Records
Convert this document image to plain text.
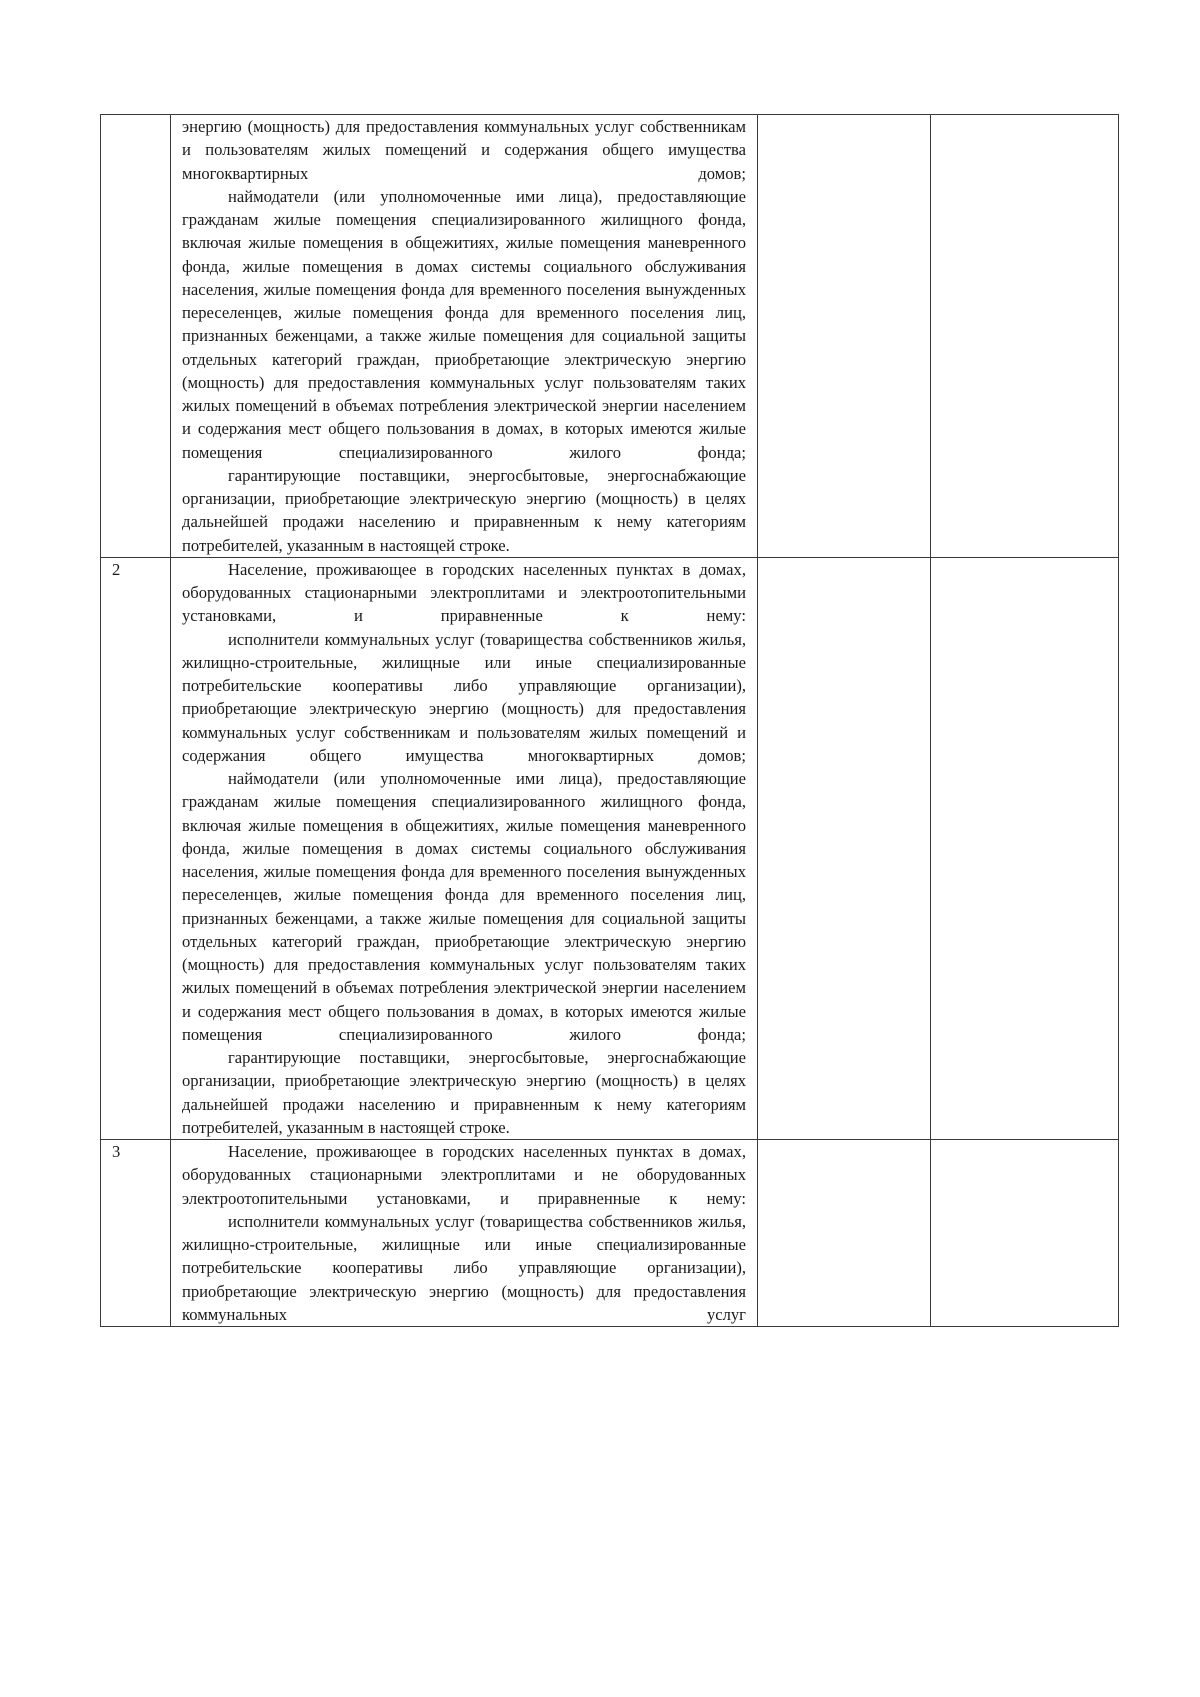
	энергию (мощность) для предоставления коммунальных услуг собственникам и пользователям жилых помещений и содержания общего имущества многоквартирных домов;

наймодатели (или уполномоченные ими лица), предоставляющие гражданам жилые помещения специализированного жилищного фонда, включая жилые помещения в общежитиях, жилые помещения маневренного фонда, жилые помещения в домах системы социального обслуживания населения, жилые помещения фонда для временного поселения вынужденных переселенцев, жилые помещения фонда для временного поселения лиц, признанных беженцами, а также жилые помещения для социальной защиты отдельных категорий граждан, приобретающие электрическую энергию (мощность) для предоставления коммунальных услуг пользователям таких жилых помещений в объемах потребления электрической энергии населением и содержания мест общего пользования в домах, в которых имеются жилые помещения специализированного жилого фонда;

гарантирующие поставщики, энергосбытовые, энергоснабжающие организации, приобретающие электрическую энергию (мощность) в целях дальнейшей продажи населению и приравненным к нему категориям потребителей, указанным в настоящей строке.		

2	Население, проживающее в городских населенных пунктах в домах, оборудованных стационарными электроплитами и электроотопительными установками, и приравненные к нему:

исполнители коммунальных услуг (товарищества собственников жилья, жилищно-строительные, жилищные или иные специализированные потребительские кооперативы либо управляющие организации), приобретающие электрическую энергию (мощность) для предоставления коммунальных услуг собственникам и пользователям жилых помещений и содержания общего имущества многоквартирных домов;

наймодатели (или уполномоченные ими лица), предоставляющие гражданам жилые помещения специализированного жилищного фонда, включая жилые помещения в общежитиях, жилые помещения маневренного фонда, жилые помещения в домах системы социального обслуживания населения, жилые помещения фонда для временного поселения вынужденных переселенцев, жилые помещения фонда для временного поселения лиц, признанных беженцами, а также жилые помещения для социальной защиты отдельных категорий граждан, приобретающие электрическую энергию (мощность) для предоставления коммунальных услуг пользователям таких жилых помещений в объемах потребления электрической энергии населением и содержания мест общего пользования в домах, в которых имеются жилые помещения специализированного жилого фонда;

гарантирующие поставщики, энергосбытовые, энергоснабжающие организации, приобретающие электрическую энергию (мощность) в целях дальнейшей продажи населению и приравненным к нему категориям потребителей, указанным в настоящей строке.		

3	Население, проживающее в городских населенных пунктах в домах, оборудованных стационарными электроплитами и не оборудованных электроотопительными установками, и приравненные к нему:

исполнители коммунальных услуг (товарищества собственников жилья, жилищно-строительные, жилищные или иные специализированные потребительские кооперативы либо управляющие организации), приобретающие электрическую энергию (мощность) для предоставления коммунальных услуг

==

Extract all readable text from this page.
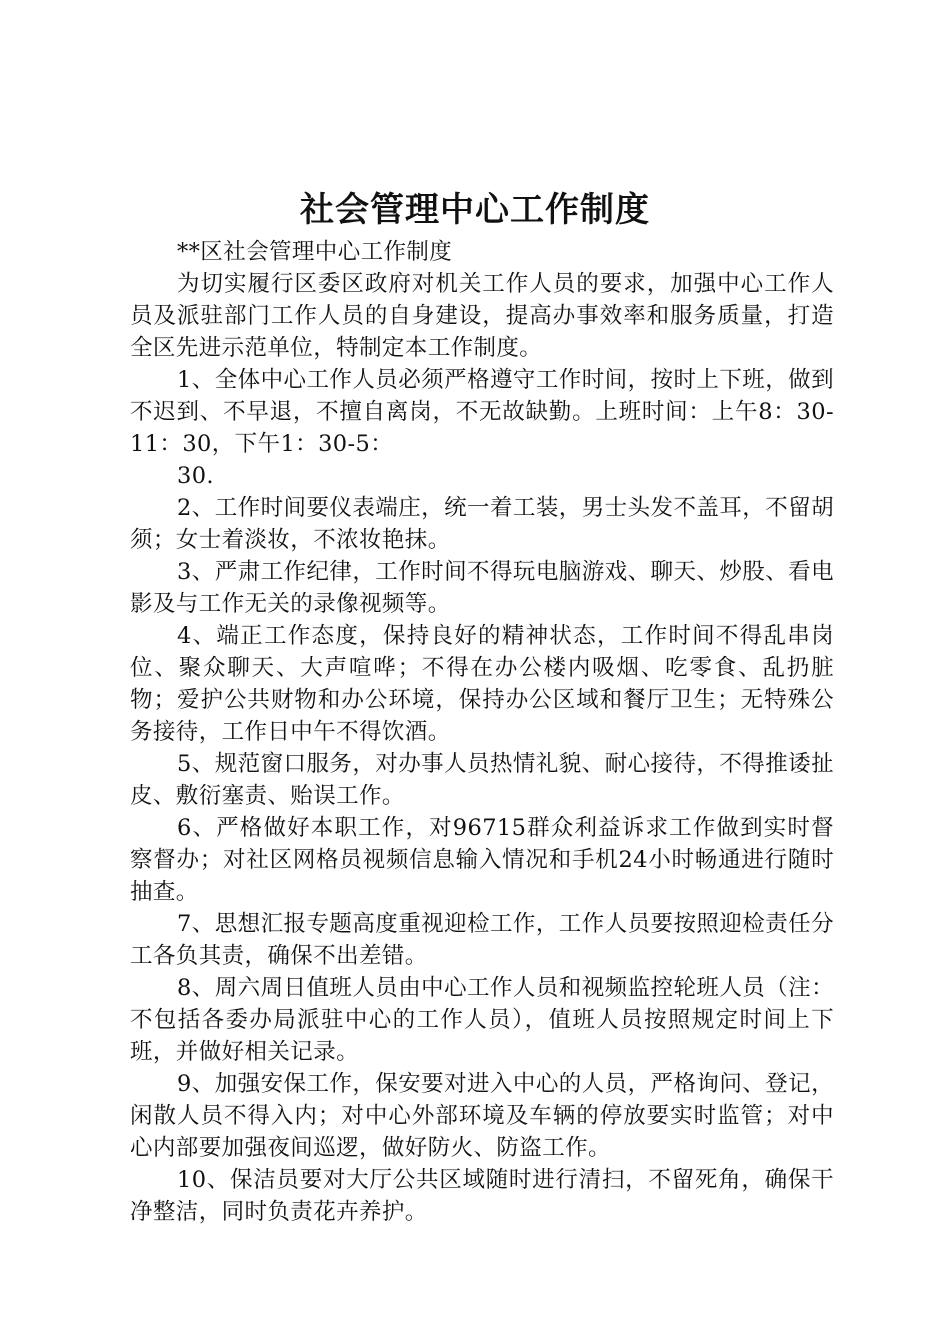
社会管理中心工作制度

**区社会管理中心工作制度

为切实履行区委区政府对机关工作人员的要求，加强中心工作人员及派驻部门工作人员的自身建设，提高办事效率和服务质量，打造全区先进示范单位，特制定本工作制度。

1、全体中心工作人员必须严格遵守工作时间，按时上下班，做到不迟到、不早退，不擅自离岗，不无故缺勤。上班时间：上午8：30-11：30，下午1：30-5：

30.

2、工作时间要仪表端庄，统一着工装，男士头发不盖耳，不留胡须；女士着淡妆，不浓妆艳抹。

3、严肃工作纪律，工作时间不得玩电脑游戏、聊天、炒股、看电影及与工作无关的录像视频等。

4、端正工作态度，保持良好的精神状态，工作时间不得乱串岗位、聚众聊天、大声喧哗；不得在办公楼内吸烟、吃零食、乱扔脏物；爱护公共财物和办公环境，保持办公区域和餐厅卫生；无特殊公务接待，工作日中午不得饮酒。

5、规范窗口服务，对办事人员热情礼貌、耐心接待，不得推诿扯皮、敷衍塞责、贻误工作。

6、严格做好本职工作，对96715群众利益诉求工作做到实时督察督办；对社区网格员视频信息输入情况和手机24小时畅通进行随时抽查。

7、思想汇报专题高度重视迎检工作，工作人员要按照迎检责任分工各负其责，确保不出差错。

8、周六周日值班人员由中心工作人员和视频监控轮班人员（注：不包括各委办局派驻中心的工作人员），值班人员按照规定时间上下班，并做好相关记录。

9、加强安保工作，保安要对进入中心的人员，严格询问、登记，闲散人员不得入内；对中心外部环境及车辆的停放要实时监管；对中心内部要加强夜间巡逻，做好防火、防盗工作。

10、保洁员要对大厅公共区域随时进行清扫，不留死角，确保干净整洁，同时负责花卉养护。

#### Task objective
Select every line of the material above holding the word "this" and copy it.

#### Response below
Convert this document image to plain text.
Extract all readable text from this page.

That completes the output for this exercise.